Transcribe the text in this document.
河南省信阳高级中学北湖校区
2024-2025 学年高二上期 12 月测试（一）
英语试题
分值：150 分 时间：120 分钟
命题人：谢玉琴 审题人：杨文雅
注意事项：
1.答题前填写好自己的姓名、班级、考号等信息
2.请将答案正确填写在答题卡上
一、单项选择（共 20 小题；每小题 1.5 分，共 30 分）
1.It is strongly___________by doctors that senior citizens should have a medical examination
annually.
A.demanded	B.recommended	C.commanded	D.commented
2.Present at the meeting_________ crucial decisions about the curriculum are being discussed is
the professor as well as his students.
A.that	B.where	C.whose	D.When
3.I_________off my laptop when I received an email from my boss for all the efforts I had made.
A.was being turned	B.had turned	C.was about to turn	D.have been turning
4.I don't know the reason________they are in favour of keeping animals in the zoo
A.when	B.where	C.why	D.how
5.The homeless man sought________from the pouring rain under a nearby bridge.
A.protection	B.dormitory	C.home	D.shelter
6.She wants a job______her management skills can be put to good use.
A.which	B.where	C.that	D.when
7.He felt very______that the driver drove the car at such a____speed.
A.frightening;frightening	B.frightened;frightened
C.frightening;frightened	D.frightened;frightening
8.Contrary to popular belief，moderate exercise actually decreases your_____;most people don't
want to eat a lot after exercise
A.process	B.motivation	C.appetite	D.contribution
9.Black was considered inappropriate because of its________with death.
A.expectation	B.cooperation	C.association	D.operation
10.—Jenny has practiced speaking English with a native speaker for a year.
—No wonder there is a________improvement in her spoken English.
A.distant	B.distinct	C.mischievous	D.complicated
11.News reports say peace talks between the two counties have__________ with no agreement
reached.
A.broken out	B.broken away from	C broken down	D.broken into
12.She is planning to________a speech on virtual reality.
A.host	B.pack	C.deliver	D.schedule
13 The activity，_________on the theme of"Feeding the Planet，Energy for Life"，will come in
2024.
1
========
Whenever "where" turns up in a line, pick that line out.

A.that	B.where	C.whose	D.When
A.when	B.where	C.why	D.how
A.which	B.where	C.that	D.when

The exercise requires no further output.